PROVIDED DATA start

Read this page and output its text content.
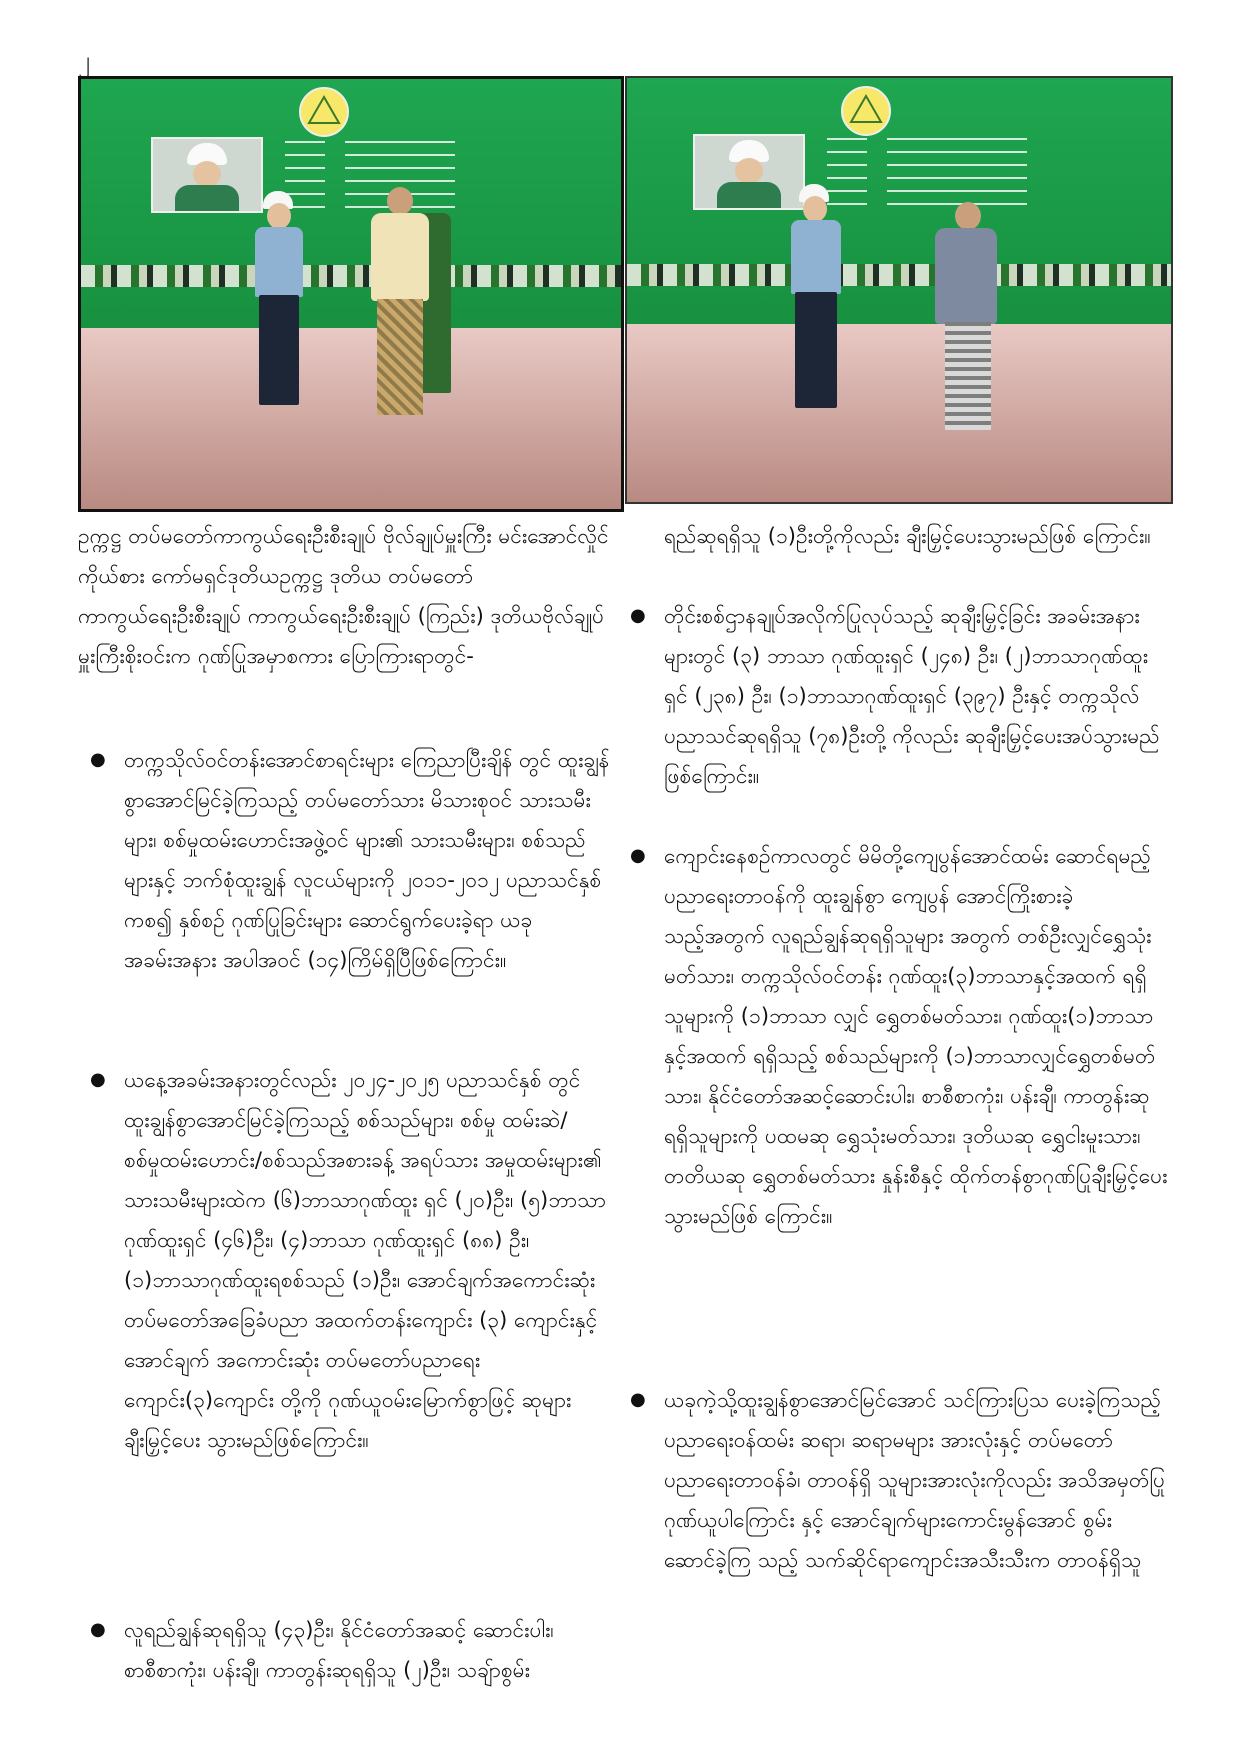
၂

ဥက္ကဋ္ဌ တပ်မတော်ကာကွယ်ရေးဦးစီးချုပ် ဗိုလ်ချုပ်မှူးကြီး မင်းအောင်လှိုင်ကိုယ်စား ကော်မရှင်ဒုတိယဥက္ကဋ္ဌ ဒုတိယ တပ်မတော်ကာကွယ်ရေးဦးစီးချုပ် ကာကွယ်ရေးဦးစီးချုပ် (ကြည်း) ဒုတိယဗိုလ်ချုပ်မှူးကြီးစိုးဝင်းက ဂုဏ်ပြုအမှာစကား ပြောကြားရာတွင်-

● တက္ကသိုလ်ဝင်တန်းအောင်စာရင်းများ ကြေညာပြီးချိန် တွင် ထူးချွန်စွာအောင်မြင်ခဲ့ကြသည့် တပ်မတော်သား မိသားစုဝင် သားသမီးများ၊ စစ်မှုထမ်းဟောင်းအဖွဲ့ဝင် များ၏ သားသမီးများ၊ စစ်သည်များနှင့် ဘက်စုံထူးချွန် လူငယ်များကို ၂၀၁၁-၂၀၁၂ ပညာသင်နှစ်ကစ၍ နှစ်စဉ် ဂုဏ်ပြုခြင်းများ ဆောင်ရွက်ပေးခဲ့ရာ ယခုအခမ်းအနား အပါအဝင် (၁၄)ကြိမ်ရှိပြီဖြစ်ကြောင်း။
● ယနေ့အခမ်းအနားတွင်လည်း ၂၀၂၄-၂၀၂၅ ပညာသင်နှစ် တွင် ထူးချွန်စွာအောင်မြင်ခဲ့ကြသည့် စစ်သည်များ၊ စစ်မှု ထမ်းဆဲ/စစ်မှုထမ်းဟောင်း/စစ်သည်အစားခန့် အရပ်သား အမှုထမ်းများ၏ သားသမီးများထဲက (၆)ဘာသာဂုဏ်ထူး ရှင် (၂၀)ဦး၊ (၅)ဘာသာဂုဏ်ထူးရှင် (၄၆)ဦး၊ (၄)ဘာသာ ဂုဏ်ထူးရှင် (၈၈) ဦး၊ (၁)ဘာသာဂုဏ်ထူးရစစ်သည် (၁)ဦး၊ အောင်ချက်အကောင်းဆုံး တပ်မတော်အခြေခံပညာ အထက်တန်းကျောင်း (၃) ကျောင်းနှင့် အောင်ချက် အကောင်းဆုံး တပ်မတော်ပညာရေးကျောင်း(၃)ကျောင်း တို့ကို ဂုဏ်ယူဝမ်းမြောက်စွာဖြင့် ဆုများချီးမြှင့်ပေး သွားမည်ဖြစ်ကြောင်း။
● လူရည်ချွန်ဆုရရှိသူ (၄၃)ဦး၊ နိုင်ငံတော်အဆင့် ဆောင်းပါး၊ စာစီစာကုံး၊ ပန်းချီ၊ ကာတွန်းဆုရရှိသူ (၂)ဦး၊ သချ်ာစွမ်း

ရည်ဆုရရှိသူ (၁)ဦးတို့ကိုလည်း ချီးမြှင့်ပေးသွားမည်ဖြစ် ကြောင်း။

● တိုင်းစစ်ဌာနချုပ်အလိုက်ပြုလုပ်သည့် ဆုချီးမြှင့်ခြင်း အခမ်းအနားများတွင် (၃) ဘာသာ ဂုဏ်ထူးရှင် (၂၄၈) ဦး၊ (၂)ဘာသာဂုဏ်ထူးရှင် (၂၃၈) ဦး၊ (၁)ဘာသာဂုဏ်ထူးရှင် (၃၉၇) ဦးနှင့် တက္ကသိုလ်ပညာသင်ဆုရရှိသူ (၇၈)ဦးတို့ ကိုလည်း ဆုချီးမြှင့်ပေးအပ်သွားမည်ဖြစ်ကြောင်း။
● ကျောင်းနေစဉ်ကာလတွင် မိမိတို့ကျေပွန်အောင်ထမ်း ဆောင်ရမည့် ပညာရေးတာဝန်ကို ထူးချွန်စွာ ကျေပွန် အောင်ကြိုးစားခဲ့သည့်အတွက် လူရည်ချွန်ဆုရရှိသူများ အတွက် တစ်ဦးလျှင်ရွှေသုံးမတ်သား၊ တက္ကသိုလ်ဝင်တန်း ဂုဏ်ထူး(၃)ဘာသာနှင့်အထက် ရရှိသူများကို (၁)ဘာသာ လျှင် ရွှေတစ်မတ်သား၊ ဂုဏ်ထူး(၁)ဘာသာနှင့်အထက် ရရှိသည့် စစ်သည်များကို (၁)ဘာသာလျှင်ရွှေတစ်မတ် သား၊ နိုင်ငံတော်အဆင့်ဆောင်းပါး၊ စာစီစာကုံး၊ ပန်းချီ၊ ကာတွန်းဆုရရှိသူများကို ပထမဆု ရွှေသုံးမတ်သား၊ ဒုတိယဆု ရွှေငါးမူးသား၊ တတိယဆု ရွှေတစ်မတ်သား နှုန်းစီနှင့် ထိုက်တန်စွာဂုဏ်ပြုချီးမြှင့်ပေးသွားမည်ဖြစ် ကြောင်း။
● ယခုကဲ့သို့ထူးချွန်စွာအောင်မြင်အောင် သင်ကြားပြသ ပေးခဲ့ကြသည့် ပညာရေးဝန်ထမ်း ဆရာ၊ ဆရာမများ အားလုံးနှင့် တပ်မတော်ပညာရေးတာဝန်ခံ၊ တာဝန်ရှိ သူများအားလုံးကိုလည်း အသိအမှတ်ပြုဂုဏ်ယူပါကြောင်း နှင့် အောင်ချက်များကောင်းမွန်အောင် စွမ်းဆောင်ခဲ့ကြ သည့် သက်ဆိုင်ရာကျောင်းအသီးသီးက တာဝန်ရှိသူ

PROVIDED DATA end

▶ _OBJECTIVE_
Quote the material word for word, dropping any images it holds.

▶ _ANSWER FOR THIS EXERCISE_
Read this page and output its text content.
၂

ဥက္ကဋ္ဌ တပ်မတော်ကာကွယ်ရေးဦးစီးချုပ် ဗိုလ်ချုပ်မှူးကြီး မင်းအောင်လှိုင်ကိုယ်စား ကော်မရှင်ဒုတိယဥက္ကဋ္ဌ ဒုတိယ တပ်မတော်ကာကွယ်ရေးဦးစီးချုပ် ကာကွယ်ရေးဦးစီးချုပ် (ကြည်း) ဒုတိယဗိုလ်ချုပ်မှူးကြီးစိုးဝင်းက ဂုဏ်ပြုအမှာစကား ပြောကြားရာတွင်-

● တက္ကသိုလ်ဝင်တန်းအောင်စာရင်းများ ကြေညာပြီးချိန် တွင် ထူးချွန်စွာအောင်မြင်ခဲ့ကြသည့် တပ်မတော်သား မိသားစုဝင် သားသမီးများ၊ စစ်မှုထမ်းဟောင်းအဖွဲ့ဝင် များ၏ သားသမီးများ၊ စစ်သည်များနှင့် ဘက်စုံထူးချွန် လူငယ်များကို ၂၀၁၁-၂၀၁၂ ပညာသင်နှစ်ကစ၍ နှစ်စဉ် ဂုဏ်ပြုခြင်းများ ဆောင်ရွက်ပေးခဲ့ရာ ယခုအခမ်းအနား အပါအဝင် (၁၄)ကြိမ်ရှိပြီဖြစ်ကြောင်း။
● ယနေ့အခမ်းအနားတွင်လည်း ၂၀၂၄-၂၀၂၅ ပညာသင်နှစ် တွင် ထူးချွန်စွာအောင်မြင်ခဲ့ကြသည့် စစ်သည်များ၊ စစ်မှု ထမ်းဆဲ/စစ်မှုထမ်းဟောင်း/စစ်သည်အစားခန့် အရပ်သား အမှုထမ်းများ၏ သားသမီးများထဲက (၆)ဘာသာဂုဏ်ထူး ရှင် (၂၀)ဦး၊ (၅)ဘာသာဂုဏ်ထူးရှင် (၄၆)ဦး၊ (၄)ဘာသာ ဂုဏ်ထူးရှင် (၈၈) ဦး၊ (၁)ဘာသာဂုဏ်ထူးရစစ်သည် (၁)ဦး၊ အောင်ချက်အကောင်းဆုံး တပ်မတော်အခြေခံပညာ အထက်တန်းကျောင်း (၃) ကျောင်းနှင့် အောင်ချက် အကောင်းဆုံး တပ်မတော်ပညာရေးကျောင်း(၃)ကျောင်း တို့ကို ဂုဏ်ယူဝမ်းမြောက်စွာဖြင့် ဆုများချီးမြှင့်ပေး သွားမည်ဖြစ်ကြောင်း။
● လူရည်ချွန်ဆုရရှိသူ (၄၃)ဦး၊ နိုင်ငံတော်အဆင့် ဆောင်းပါး၊ စာစီစာကုံး၊ ပန်းချီ၊ ကာတွန်းဆုရရှိသူ (၂)ဦး၊ သချ်ာစွမ်း

ရည်ဆုရရှိသူ (၁)ဦးတို့ကိုလည်း ချီးမြှင့်ပေးသွားမည်ဖြစ် ကြောင်း။

● တိုင်းစစ်ဌာနချုပ်အလိုက်ပြုလုပ်သည့် ဆုချီးမြှင့်ခြင်း အခမ်းအနားများတွင် (၃) ဘာသာ ဂုဏ်ထူးရှင် (၂၄၈) ဦး၊ (၂)ဘာသာဂုဏ်ထူးရှင် (၂၃၈) ဦး၊ (၁)ဘာသာဂုဏ်ထူးရှင် (၃၉၇) ဦးနှင့် တက္ကသိုလ်ပညာသင်ဆုရရှိသူ (၇၈)ဦးတို့ ကိုလည်း ဆုချီးမြှင့်ပေးအပ်သွားမည်ဖြစ်ကြောင်း။
● ကျောင်းနေစဉ်ကာလတွင် မိမိတို့ကျေပွန်အောင်ထမ်း ဆောင်ရမည့် ပညာရေးတာဝန်ကို ထူးချွန်စွာ ကျေပွန် အောင်ကြိုးစားခဲ့သည့်အတွက် လူရည်ချွန်ဆုရရှိသူများ အတွက် တစ်ဦးလျှင်ရွှေသုံးမတ်သား၊ တက္ကသိုလ်ဝင်တန်း ဂုဏ်ထူး(၃)ဘာသာနှင့်အထက် ရရှိသူများကို (၁)ဘာသာ လျှင် ရွှေတစ်မတ်သား၊ ဂုဏ်ထူး(၁)ဘာသာနှင့်အထက် ရရှိသည့် စစ်သည်များကို (၁)ဘာသာလျှင်ရွှေတစ်မတ် သား၊ နိုင်ငံတော်အဆင့်ဆောင်းပါး၊ စာစီစာကုံး၊ ပန်းချီ၊ ကာတွန်းဆုရရှိသူများကို ပထမဆု ရွှေသုံးမတ်သား၊ ဒုတိယဆု ရွှေငါးမူးသား၊ တတိယဆု ရွှေတစ်မတ်သား နှုန်းစီနှင့် ထိုက်တန်စွာဂုဏ်ပြုချီးမြှင့်ပေးသွားမည်ဖြစ် ကြောင်း။
● ယခုကဲ့သို့ထူးချွန်စွာအောင်မြင်အောင် သင်ကြားပြသ ပေးခဲ့ကြသည့် ပညာရေးဝန်ထမ်း ဆရာ၊ ဆရာမများ အားလုံးနှင့် တပ်မတော်ပညာရေးတာဝန်ခံ၊ တာဝန်ရှိ သူများအားလုံးကိုလည်း အသိအမှတ်ပြုဂုဏ်ယူပါကြောင်း နှင့် အောင်ချက်များကောင်းမွန်အောင် စွမ်းဆောင်ခဲ့ကြ သည့် သက်ဆိုင်ရာကျောင်းအသီးသီးက တာဝန်ရှိသူ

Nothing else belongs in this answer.